> **Objective**: Scan each line of the records for the word "Built" and extract the ones that have it.

> **Provided records**:

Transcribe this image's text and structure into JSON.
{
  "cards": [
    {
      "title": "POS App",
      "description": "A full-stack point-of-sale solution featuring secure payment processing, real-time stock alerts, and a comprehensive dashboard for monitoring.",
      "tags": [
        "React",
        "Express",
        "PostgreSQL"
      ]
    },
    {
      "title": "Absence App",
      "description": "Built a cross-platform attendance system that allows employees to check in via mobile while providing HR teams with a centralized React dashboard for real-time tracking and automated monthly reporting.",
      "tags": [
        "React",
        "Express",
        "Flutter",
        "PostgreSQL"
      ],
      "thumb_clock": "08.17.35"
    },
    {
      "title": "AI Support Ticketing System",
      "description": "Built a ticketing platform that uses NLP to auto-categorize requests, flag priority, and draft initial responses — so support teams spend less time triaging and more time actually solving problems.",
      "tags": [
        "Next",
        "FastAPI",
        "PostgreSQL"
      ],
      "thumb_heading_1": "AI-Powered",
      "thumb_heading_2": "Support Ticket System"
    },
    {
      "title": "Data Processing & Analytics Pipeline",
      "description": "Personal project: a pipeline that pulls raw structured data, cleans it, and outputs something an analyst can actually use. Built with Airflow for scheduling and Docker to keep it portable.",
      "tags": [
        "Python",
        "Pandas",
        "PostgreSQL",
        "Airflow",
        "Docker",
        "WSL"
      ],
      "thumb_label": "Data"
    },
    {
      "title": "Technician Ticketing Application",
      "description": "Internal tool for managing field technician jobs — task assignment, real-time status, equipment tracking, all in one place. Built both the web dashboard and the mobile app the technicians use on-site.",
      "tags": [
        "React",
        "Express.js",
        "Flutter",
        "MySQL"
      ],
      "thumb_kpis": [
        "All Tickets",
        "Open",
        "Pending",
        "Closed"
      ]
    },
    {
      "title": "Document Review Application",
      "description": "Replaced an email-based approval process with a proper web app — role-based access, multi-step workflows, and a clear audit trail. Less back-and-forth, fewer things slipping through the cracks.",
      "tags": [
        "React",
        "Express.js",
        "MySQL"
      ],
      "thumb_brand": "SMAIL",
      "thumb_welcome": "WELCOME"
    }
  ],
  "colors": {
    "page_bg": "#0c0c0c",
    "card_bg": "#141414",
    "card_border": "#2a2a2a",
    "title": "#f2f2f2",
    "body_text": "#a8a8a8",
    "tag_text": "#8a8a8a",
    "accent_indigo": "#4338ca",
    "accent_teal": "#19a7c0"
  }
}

> **Expected answer**:
      "description": "Built a cross-platform attendance system that allows employees to check in via mobile while providing HR teams with a centralized React dashboard for real-time tracking and automated monthly reporting.",
      "description": "Built a ticketing platform that uses NLP to auto-categorize requests, flag priority, and draft initial responses — so support teams spend less time triaging and more time actually solving problems.",
      "description": "Personal project: a pipeline that pulls raw structured data, cleans it, and outputs something an analyst can actually use. Built with Airflow for scheduling and Docker to keep it portable.",
      "description": "Internal tool for managing field technician jobs — task assignment, real-time status, equipment tracking, all in one place. Built both the web dashboard and the mobile app the technicians use on-site.",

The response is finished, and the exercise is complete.